## Written request
Report how many lines include the word "evaluador", and nothing besides that number.

• • • • • • •

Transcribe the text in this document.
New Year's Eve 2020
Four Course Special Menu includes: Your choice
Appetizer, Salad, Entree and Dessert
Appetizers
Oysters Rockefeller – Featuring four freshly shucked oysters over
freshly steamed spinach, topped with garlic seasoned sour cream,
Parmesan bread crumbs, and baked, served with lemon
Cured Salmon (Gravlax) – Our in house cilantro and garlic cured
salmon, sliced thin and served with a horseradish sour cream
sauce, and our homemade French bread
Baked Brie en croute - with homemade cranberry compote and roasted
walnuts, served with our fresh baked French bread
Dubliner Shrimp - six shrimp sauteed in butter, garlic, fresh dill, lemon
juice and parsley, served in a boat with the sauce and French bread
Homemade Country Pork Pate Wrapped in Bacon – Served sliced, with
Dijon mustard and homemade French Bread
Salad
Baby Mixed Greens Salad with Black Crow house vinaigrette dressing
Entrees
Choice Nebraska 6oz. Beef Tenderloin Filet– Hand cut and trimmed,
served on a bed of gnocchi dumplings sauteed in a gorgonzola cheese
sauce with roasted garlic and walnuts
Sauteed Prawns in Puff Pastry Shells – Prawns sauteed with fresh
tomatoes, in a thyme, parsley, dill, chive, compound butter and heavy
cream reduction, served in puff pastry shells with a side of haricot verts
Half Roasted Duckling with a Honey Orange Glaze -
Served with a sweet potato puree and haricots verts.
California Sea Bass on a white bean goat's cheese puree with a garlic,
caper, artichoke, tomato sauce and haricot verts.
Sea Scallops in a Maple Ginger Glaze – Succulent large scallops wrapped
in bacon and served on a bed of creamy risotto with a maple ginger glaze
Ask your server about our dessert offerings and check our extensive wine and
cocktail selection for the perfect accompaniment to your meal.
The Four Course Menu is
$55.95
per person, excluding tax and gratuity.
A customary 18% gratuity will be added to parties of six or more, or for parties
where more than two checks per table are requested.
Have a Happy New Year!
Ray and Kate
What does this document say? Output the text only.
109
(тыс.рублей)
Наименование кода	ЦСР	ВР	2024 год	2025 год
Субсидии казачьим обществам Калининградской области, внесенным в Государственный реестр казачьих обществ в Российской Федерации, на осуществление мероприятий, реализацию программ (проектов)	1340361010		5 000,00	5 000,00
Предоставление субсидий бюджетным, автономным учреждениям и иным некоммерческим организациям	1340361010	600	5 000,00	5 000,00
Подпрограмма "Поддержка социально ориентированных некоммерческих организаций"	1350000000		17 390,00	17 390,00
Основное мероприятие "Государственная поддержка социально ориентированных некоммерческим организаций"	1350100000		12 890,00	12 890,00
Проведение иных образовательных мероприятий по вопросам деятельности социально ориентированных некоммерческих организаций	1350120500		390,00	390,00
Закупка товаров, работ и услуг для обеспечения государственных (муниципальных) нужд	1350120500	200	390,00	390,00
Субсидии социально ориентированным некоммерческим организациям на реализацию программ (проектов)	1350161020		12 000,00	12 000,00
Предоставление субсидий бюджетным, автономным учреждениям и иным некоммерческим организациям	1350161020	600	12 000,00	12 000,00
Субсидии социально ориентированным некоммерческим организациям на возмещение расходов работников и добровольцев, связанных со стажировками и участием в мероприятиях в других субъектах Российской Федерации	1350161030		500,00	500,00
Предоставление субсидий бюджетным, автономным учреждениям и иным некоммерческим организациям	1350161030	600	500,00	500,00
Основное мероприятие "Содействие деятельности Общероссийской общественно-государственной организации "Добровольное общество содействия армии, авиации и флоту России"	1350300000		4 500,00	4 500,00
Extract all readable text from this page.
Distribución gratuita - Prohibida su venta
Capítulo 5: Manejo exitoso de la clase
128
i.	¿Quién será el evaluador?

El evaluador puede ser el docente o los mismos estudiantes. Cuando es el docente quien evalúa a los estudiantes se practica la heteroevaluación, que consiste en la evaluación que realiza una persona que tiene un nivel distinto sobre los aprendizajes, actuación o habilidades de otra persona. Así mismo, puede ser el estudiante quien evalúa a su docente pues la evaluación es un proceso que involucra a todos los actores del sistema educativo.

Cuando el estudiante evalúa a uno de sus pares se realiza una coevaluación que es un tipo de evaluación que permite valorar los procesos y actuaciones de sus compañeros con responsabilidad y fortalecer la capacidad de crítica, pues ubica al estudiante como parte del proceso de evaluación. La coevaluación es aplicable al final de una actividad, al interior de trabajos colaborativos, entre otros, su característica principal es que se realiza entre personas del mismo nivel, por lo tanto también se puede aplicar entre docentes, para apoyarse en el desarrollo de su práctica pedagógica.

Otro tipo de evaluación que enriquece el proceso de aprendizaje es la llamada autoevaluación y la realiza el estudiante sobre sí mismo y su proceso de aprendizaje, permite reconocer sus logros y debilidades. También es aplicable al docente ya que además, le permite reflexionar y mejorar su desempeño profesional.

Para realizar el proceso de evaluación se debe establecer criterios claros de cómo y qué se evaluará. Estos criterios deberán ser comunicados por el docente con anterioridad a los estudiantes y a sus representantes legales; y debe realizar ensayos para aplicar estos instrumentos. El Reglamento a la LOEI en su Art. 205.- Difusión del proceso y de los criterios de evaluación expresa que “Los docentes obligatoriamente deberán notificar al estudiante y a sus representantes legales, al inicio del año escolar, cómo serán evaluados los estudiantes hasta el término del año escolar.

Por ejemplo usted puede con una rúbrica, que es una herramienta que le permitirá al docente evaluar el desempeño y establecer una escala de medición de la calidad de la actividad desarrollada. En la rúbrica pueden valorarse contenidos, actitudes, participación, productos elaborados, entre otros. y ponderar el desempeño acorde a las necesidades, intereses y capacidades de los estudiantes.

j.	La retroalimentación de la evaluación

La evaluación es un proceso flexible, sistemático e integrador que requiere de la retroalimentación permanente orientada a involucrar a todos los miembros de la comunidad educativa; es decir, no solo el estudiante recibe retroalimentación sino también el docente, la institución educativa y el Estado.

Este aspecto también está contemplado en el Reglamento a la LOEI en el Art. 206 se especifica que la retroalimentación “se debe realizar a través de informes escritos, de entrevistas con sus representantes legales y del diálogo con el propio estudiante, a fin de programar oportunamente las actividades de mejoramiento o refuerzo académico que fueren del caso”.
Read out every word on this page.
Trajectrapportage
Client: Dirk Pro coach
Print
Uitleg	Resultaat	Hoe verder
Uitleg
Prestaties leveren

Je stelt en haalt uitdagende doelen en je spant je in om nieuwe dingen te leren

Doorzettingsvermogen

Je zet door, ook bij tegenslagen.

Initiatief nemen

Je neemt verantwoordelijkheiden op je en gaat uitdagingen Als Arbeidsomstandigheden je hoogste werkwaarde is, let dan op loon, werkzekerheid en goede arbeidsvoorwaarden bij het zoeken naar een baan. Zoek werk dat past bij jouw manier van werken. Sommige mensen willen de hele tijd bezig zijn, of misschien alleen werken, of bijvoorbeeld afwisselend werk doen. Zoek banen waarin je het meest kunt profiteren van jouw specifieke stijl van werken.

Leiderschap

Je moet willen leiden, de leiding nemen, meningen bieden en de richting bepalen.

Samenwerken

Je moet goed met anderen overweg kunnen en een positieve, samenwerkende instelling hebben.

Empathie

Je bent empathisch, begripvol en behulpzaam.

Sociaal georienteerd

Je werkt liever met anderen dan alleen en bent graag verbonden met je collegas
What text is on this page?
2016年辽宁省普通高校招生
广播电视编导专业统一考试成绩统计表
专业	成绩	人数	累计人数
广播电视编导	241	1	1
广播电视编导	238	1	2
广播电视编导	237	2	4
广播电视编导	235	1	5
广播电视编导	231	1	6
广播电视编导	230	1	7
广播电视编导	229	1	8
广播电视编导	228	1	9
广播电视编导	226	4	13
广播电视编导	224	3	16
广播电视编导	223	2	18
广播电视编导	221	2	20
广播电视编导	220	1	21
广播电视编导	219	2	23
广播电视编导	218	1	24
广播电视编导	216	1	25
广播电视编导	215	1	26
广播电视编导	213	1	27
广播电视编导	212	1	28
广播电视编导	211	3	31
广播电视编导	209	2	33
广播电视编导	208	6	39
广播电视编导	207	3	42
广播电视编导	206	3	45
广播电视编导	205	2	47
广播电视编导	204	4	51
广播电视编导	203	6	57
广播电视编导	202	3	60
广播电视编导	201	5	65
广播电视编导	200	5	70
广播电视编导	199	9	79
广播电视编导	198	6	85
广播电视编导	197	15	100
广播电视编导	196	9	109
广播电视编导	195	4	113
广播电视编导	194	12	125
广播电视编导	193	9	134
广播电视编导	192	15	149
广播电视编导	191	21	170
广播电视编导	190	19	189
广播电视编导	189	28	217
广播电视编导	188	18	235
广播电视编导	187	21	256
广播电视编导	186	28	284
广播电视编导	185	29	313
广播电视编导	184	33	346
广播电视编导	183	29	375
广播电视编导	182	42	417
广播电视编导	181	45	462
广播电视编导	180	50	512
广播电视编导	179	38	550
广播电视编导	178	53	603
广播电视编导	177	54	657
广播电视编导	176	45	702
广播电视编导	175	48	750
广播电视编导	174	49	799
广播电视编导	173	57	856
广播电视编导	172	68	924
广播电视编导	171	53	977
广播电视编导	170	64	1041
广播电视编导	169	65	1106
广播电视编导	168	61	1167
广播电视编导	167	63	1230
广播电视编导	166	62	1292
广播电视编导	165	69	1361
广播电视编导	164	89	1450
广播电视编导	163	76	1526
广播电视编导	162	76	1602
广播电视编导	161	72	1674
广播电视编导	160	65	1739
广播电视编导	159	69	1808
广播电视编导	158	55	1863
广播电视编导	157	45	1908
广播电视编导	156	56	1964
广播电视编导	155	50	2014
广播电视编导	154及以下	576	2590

• • • • • • •

## Worked solution
2